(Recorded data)
........

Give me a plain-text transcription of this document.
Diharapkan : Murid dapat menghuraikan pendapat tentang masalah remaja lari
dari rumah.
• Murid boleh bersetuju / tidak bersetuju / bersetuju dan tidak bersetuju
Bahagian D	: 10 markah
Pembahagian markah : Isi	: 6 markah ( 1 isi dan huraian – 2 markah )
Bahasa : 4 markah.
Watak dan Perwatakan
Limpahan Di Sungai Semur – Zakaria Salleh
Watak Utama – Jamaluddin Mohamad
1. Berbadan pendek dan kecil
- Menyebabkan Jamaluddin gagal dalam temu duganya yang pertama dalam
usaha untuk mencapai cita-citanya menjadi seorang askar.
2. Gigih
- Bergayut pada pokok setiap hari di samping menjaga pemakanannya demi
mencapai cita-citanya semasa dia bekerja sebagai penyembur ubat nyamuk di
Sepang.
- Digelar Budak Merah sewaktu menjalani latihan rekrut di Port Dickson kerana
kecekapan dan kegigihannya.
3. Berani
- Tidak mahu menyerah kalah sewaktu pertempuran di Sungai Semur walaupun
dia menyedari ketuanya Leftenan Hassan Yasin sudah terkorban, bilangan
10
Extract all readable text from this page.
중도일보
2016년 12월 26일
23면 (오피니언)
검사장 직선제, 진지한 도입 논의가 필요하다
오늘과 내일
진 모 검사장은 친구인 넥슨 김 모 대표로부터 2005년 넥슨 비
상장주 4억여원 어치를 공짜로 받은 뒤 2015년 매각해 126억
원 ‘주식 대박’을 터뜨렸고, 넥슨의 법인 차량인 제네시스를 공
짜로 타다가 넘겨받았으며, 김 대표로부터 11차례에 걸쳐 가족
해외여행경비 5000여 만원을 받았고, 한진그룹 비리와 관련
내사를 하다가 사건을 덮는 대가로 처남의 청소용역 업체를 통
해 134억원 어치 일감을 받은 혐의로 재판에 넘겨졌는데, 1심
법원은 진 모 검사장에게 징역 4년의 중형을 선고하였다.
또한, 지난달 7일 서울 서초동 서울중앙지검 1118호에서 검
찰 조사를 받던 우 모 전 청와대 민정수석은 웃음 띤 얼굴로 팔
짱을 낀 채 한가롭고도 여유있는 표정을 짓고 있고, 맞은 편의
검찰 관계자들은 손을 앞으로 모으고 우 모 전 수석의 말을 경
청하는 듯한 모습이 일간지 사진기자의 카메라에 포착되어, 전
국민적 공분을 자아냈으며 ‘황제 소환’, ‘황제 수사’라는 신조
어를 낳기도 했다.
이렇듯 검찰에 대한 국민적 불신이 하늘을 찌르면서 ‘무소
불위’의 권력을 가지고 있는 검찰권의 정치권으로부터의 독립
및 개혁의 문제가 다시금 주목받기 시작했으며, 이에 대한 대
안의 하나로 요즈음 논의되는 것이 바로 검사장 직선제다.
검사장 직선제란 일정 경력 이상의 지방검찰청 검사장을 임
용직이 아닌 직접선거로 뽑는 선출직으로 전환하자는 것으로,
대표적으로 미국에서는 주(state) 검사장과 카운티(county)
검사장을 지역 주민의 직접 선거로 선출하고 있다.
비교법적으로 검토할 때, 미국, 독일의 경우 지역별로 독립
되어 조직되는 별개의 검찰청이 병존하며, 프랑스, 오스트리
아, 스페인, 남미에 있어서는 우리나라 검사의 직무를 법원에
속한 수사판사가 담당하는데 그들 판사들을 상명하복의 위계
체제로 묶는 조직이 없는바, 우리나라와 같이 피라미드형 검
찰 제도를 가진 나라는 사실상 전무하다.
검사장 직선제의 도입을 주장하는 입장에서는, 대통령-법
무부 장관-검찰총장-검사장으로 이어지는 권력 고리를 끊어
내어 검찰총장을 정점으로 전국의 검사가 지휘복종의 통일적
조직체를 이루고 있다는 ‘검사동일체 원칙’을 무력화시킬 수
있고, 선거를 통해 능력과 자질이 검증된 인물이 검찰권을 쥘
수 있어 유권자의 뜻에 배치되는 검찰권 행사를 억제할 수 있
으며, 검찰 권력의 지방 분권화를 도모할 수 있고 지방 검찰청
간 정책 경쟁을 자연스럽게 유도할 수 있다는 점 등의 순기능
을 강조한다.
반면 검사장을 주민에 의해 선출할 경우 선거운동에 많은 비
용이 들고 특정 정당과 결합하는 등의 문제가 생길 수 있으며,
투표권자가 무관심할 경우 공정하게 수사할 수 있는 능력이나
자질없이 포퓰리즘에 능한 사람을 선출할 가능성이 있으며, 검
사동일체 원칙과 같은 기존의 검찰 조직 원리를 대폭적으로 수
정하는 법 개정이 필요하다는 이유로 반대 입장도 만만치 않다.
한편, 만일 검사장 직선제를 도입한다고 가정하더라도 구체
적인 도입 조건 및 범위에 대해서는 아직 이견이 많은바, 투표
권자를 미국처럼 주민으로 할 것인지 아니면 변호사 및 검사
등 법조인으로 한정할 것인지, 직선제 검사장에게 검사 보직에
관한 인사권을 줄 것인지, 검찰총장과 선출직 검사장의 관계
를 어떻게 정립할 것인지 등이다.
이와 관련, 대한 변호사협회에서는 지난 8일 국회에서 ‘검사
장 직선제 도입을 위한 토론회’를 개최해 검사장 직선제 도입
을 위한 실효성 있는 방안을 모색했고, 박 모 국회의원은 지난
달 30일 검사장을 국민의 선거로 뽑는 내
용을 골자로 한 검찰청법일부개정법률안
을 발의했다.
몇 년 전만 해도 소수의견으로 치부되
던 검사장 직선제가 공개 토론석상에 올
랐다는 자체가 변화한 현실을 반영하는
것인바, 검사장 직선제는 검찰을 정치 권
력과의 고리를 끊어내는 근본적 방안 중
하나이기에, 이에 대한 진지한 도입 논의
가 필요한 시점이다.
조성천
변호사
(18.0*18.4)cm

........

To be done:
Give only the number of lines in the preceding material that contain the string "citanya".

Reply:
2